» **What is asked**
Duplicate every line of the records below exactly, leaving out the pictures.

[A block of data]
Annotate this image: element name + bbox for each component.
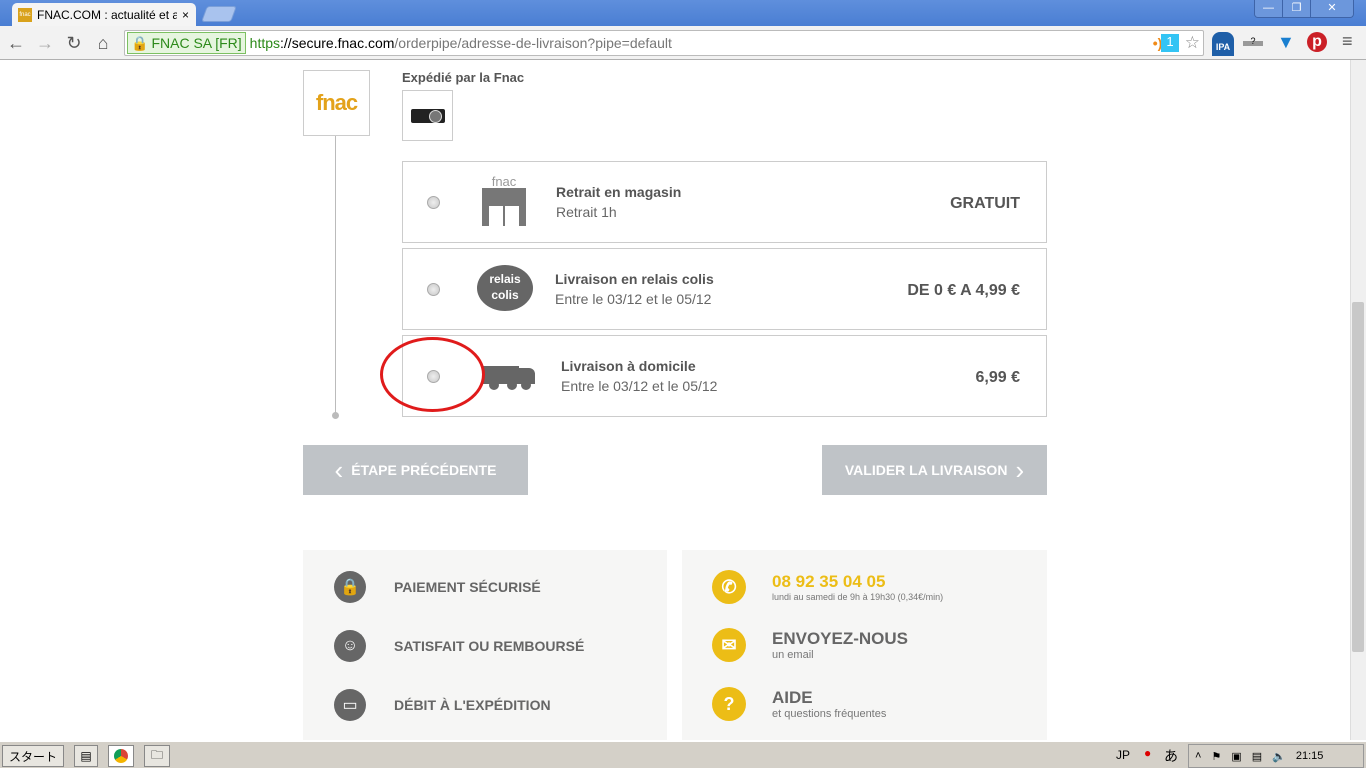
timeline-dot: [332, 412, 339, 419]
reload-icon[interactable]: ↻: [63, 33, 85, 54]
taskbar: スタート ▤ 🗀 JP ● あ ˄ ⚑ ▣ ▤ 🔈 21:15: [0, 740, 1366, 768]
browser-tab[interactable]: fnac FNAC.COM : actualité et a ×: [12, 3, 196, 26]
fnac-logo: fnac: [303, 70, 370, 136]
email-link[interactable]: ✉ ENVOYEZ-NOUS un email: [712, 628, 908, 662]
delivery-truck-icon: [483, 358, 537, 394]
tab-close-icon[interactable]: ×: [182, 8, 189, 22]
lock-icon: 🔒: [131, 34, 149, 51]
option-price: DE 0 € A 4,99 €: [907, 282, 1020, 299]
chrome-taskbar-icon[interactable]: [108, 745, 134, 767]
delivery-option-store[interactable]: fnac Retrait en magasin Retrait 1h GRATU…: [402, 161, 1047, 243]
system-tray: ˄ ⚑ ▣ ▤ 🔈 21:15: [1188, 744, 1364, 768]
explorer-taskbar-icon[interactable]: 🗀: [144, 745, 170, 767]
guarantee-label: SATISFAIT OU REMBOURSÉ: [394, 638, 585, 654]
home-icon[interactable]: ⌂: [92, 33, 114, 54]
device-icon[interactable]: ▣: [1231, 750, 1241, 763]
radio-store[interactable]: [427, 196, 440, 209]
extension-badge[interactable]: 1: [1161, 34, 1179, 52]
forward-icon[interactable]: →: [34, 33, 56, 54]
credit-card-icon: ▭: [334, 689, 366, 721]
delivery-option-relay[interactable]: relais colis Livraison en relais colis E…: [402, 248, 1047, 330]
minimize-button[interactable]: —: [1255, 0, 1283, 17]
contact-panel: ✆ 08 92 35 04 05 lundi au samedi de 9h à 1…: [682, 550, 1047, 740]
smiley-icon: ☺: [334, 630, 366, 662]
chevron-left-icon: ‹: [334, 454, 344, 485]
tray-expand-icon[interactable]: ˄: [1195, 750, 1201, 762]
ev-certificate-badge[interactable]: 🔒 FNAC SA [FR]: [127, 32, 246, 54]
extension-icon[interactable]: ?: [1243, 36, 1263, 46]
ime-icon[interactable]: ●: [1144, 746, 1151, 760]
camera-icon: [410, 108, 445, 123]
help-link[interactable]: ? AIDE et questions fréquentes: [712, 687, 886, 721]
bookmark-star-icon[interactable]: ☆: [1185, 33, 1200, 53]
guarantees-panel: 🔒 PAIEMENT SÉCURISÉ ☺ SATISFAIT OU REMBOUR…: [303, 550, 667, 740]
option-title: Retrait en magasin: [556, 184, 682, 200]
tab-bar: fnac FNAC.COM : actualité et a × — ❐ ✕: [0, 0, 1366, 26]
new-tab-button[interactable]: [201, 6, 237, 22]
page-content: fnac Expédié par la Fnac fnac Retrait en…: [0, 60, 1350, 740]
address-bar[interactable]: 🔒 FNAC SA [FR] https://secure.fnac.com/or…: [124, 30, 1204, 56]
taskbar-app-icon[interactable]: ▤: [74, 745, 98, 767]
phone-number[interactable]: 08 92 35 04 05: [772, 572, 943, 592]
start-button[interactable]: スタート: [2, 745, 64, 767]
window-controls: — ❐ ✕: [1254, 0, 1354, 18]
chevron-right-icon: ›: [1015, 454, 1025, 485]
flag-icon[interactable]: ⚑: [1211, 750, 1221, 763]
question-icon: ?: [712, 687, 746, 721]
volume-icon[interactable]: 🔈: [1272, 750, 1286, 763]
pinterest-icon[interactable]: p: [1307, 32, 1327, 52]
red-annotation-circle: [380, 337, 485, 412]
ime-mode[interactable]: あ: [1164, 746, 1178, 766]
option-subtitle: Entre le 03/12 et le 05/12: [561, 378, 718, 394]
option-price: 6,99 €: [975, 369, 1020, 386]
lock-icon: 🔒: [334, 571, 366, 603]
relais-colis-logo: relais colis: [477, 265, 533, 311]
scrollbar-thumb[interactable]: [1352, 302, 1364, 652]
previous-step-button[interactable]: ‹ ÉTAPE PRÉCÉDENTE: [303, 445, 528, 495]
restore-button[interactable]: ❐: [1283, 0, 1311, 17]
browser-toolbar: ← → ↻ ⌂ 🔒 FNAC SA [FR] https://secure.fna…: [0, 26, 1366, 60]
menu-icon[interactable]: ≡: [1342, 31, 1353, 52]
delivery-option-home[interactable]: Livraison à domicile Entre le 03/12 et l…: [402, 335, 1047, 417]
radio-relay[interactable]: [427, 283, 440, 296]
validate-delivery-button[interactable]: VALIDER LA LIVRAISON ›: [822, 445, 1047, 495]
option-title: Livraison en relais colis: [555, 271, 714, 287]
option-title: Livraison à domicile: [561, 358, 696, 374]
tab-title: FNAC.COM : actualité et a: [37, 7, 177, 22]
close-window-button[interactable]: ✕: [1311, 0, 1353, 17]
envelope-icon: ✉: [712, 628, 746, 662]
option-subtitle: Entre le 03/12 et le 05/12: [555, 291, 712, 307]
phone-icon: ✆: [712, 570, 746, 604]
guarantee-label: DÉBIT À L'EXPÉDITION: [394, 697, 551, 713]
product-thumbnail[interactable]: [402, 90, 453, 141]
url-text: https://secure.fnac.com/orderpipe/adress…: [249, 35, 672, 51]
back-icon[interactable]: ←: [5, 33, 27, 54]
timeline-line: [335, 136, 336, 415]
diamond-extension-icon[interactable]: ▼: [1277, 32, 1295, 53]
network-icon[interactable]: ▤: [1252, 750, 1262, 763]
option-subtitle: Retrait 1h: [556, 204, 617, 220]
language-indicator[interactable]: JP: [1116, 748, 1130, 762]
shipped-by-label: Expédié par la Fnac: [402, 70, 525, 85]
option-price: GRATUIT: [950, 195, 1020, 212]
fnac-store-icon: fnac: [482, 175, 526, 229]
fnac-favicon-icon: fnac: [18, 7, 32, 22]
clock[interactable]: 21:15: [1296, 750, 1324, 762]
ipa-extension-icon[interactable]: IPA: [1212, 32, 1234, 56]
phone-hours: lundi au samedi de 9h à 19h30 (0,34€/min…: [772, 592, 944, 602]
guarantee-label: PAIEMENT SÉCURISÉ: [394, 579, 541, 595]
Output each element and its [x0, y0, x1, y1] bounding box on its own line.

» **Exercise response**
Annotate this image: element name + bbox for each component.
timeline-dot: [332, 412, 339, 419]
reload-icon[interactable]: ↻: [63, 33, 85, 54]
taskbar: スタート ▤ 🗀 JP ● あ ˄ ⚑ ▣ ▤ 🔈 21:15: [0, 740, 1366, 768]
browser-tab[interactable]: fnac FNAC.COM : actualité et a ×: [12, 3, 196, 26]
fnac-logo: fnac: [303, 70, 370, 136]
email-link[interactable]: ✉ ENVOYEZ-NOUS un email: [712, 628, 908, 662]
delivery-truck-icon: [483, 358, 537, 394]
tab-close-icon[interactable]: ×: [182, 8, 189, 22]
lock-icon: 🔒: [131, 34, 149, 51]
option-price: DE 0 € A 4,99 €: [907, 282, 1020, 299]
chrome-taskbar-icon[interactable]: [108, 745, 134, 767]
delivery-option-store[interactable]: fnac Retrait en magasin Retrait 1h GRATU…: [402, 161, 1047, 243]
system-tray: ˄ ⚑ ▣ ▤ 🔈 21:15: [1188, 744, 1364, 768]
explorer-taskbar-icon[interactable]: 🗀: [144, 745, 170, 767]
guarantee-label: SATISFAIT OU REMBOURSÉ: [394, 638, 585, 654]
home-icon[interactable]: ⌂: [92, 33, 114, 54]
device-icon[interactable]: ▣: [1231, 750, 1241, 763]
radio-store[interactable]: [427, 196, 440, 209]
extension-badge[interactable]: 1: [1161, 34, 1179, 52]
forward-icon[interactable]: →: [34, 33, 56, 54]
credit-card-icon: ▭: [334, 689, 366, 721]
delivery-option-relay[interactable]: relais colis Livraison en relais colis E…: [402, 248, 1047, 330]
minimize-button[interactable]: —: [1255, 0, 1283, 17]
contact-panel: ✆ 08 92 35 04 05 lundi au samedi de 9h à 1…: [682, 550, 1047, 740]
smiley-icon: ☺: [334, 630, 366, 662]
chevron-left-icon: ‹: [334, 454, 344, 485]
tray-expand-icon[interactable]: ˄: [1195, 750, 1201, 762]
ev-certificate-badge[interactable]: 🔒 FNAC SA [FR]: [127, 32, 246, 54]
extension-icon[interactable]: ?: [1243, 36, 1263, 46]
ime-icon[interactable]: ●: [1144, 746, 1151, 760]
camera-icon: [410, 108, 445, 123]
help-link[interactable]: ? AIDE et questions fréquentes: [712, 687, 886, 721]
bookmark-star-icon[interactable]: ☆: [1185, 33, 1200, 53]
guarantees-panel: 🔒 PAIEMENT SÉCURISÉ ☺ SATISFAIT OU REMBOUR…: [303, 550, 667, 740]
option-title: Retrait en magasin: [556, 184, 682, 200]
tab-bar: fnac FNAC.COM : actualité et a × — ❐ ✕: [0, 0, 1366, 26]
new-tab-button[interactable]: [201, 6, 237, 22]
page-content: fnac Expédié par la Fnac fnac Retrait en…: [0, 60, 1350, 740]
address-bar[interactable]: 🔒 FNAC SA [FR] https://secure.fnac.com/or…: [124, 30, 1204, 56]
taskbar-app-icon[interactable]: ▤: [74, 745, 98, 767]
phone-number[interactable]: 08 92 35 04 05: [772, 572, 943, 592]
start-button[interactable]: スタート: [2, 745, 64, 767]
window-controls: — ❐ ✕: [1254, 0, 1354, 18]
chevron-right-icon: ›: [1015, 454, 1025, 485]
flag-icon[interactable]: ⚑: [1211, 750, 1221, 763]
question-icon: ?: [712, 687, 746, 721]
volume-icon[interactable]: 🔈: [1272, 750, 1286, 763]
pinterest-icon[interactable]: p: [1307, 32, 1327, 52]
red-annotation-circle: [380, 337, 485, 412]
ime-mode[interactable]: あ: [1164, 746, 1178, 766]
option-subtitle: Entre le 03/12 et le 05/12: [561, 378, 718, 394]
option-price: 6,99 €: [975, 369, 1020, 386]
lock-icon: 🔒: [334, 571, 366, 603]
relais-colis-logo: relais colis: [477, 265, 533, 311]
scrollbar-thumb[interactable]: [1352, 302, 1364, 652]
previous-step-button[interactable]: ‹ ÉTAPE PRÉCÉDENTE: [303, 445, 528, 495]
restore-button[interactable]: ❐: [1283, 0, 1311, 17]
browser-toolbar: ← → ↻ ⌂ 🔒 FNAC SA [FR] https://secure.fna…: [0, 26, 1366, 60]
menu-icon[interactable]: ≡: [1342, 31, 1353, 52]
delivery-option-home[interactable]: Livraison à domicile Entre le 03/12 et l…: [402, 335, 1047, 417]
radio-relay[interactable]: [427, 283, 440, 296]
validate-delivery-button[interactable]: VALIDER LA LIVRAISON ›: [822, 445, 1047, 495]
option-title: Livraison en relais colis: [555, 271, 714, 287]
option-title: Livraison à domicile: [561, 358, 696, 374]
tab-title: FNAC.COM : actualité et a: [37, 7, 177, 22]
close-window-button[interactable]: ✕: [1311, 0, 1353, 17]
envelope-icon: ✉: [712, 628, 746, 662]
option-subtitle: Entre le 03/12 et le 05/12: [555, 291, 712, 307]
phone-icon: ✆: [712, 570, 746, 604]
guarantee-label: DÉBIT À L'EXPÉDITION: [394, 697, 551, 713]
product-thumbnail[interactable]: [402, 90, 453, 141]
url-text: https://secure.fnac.com/orderpipe/adress…: [249, 35, 672, 51]
back-icon[interactable]: ←: [5, 33, 27, 54]
timeline-line: [335, 136, 336, 415]
diamond-extension-icon[interactable]: ▼: [1277, 32, 1295, 53]
network-icon[interactable]: ▤: [1252, 750, 1262, 763]
option-subtitle: Retrait 1h: [556, 204, 617, 220]
language-indicator[interactable]: JP: [1116, 748, 1130, 762]
shipped-by-label: Expédié par la Fnac: [402, 70, 525, 85]
option-price: GRATUIT: [950, 195, 1020, 212]
fnac-store-icon: fnac: [482, 175, 526, 229]
fnac-favicon-icon: fnac: [18, 7, 32, 22]
clock[interactable]: 21:15: [1296, 750, 1324, 762]
ipa-extension-icon[interactable]: IPA: [1212, 32, 1234, 56]
phone-hours: lundi au samedi de 9h à 19h30 (0,34€/min…: [772, 592, 944, 602]
guarantee-label: PAIEMENT SÉCURISÉ: [394, 579, 541, 595]
Output each element and its [x0, y0, x1, y1] bounding box on its own line.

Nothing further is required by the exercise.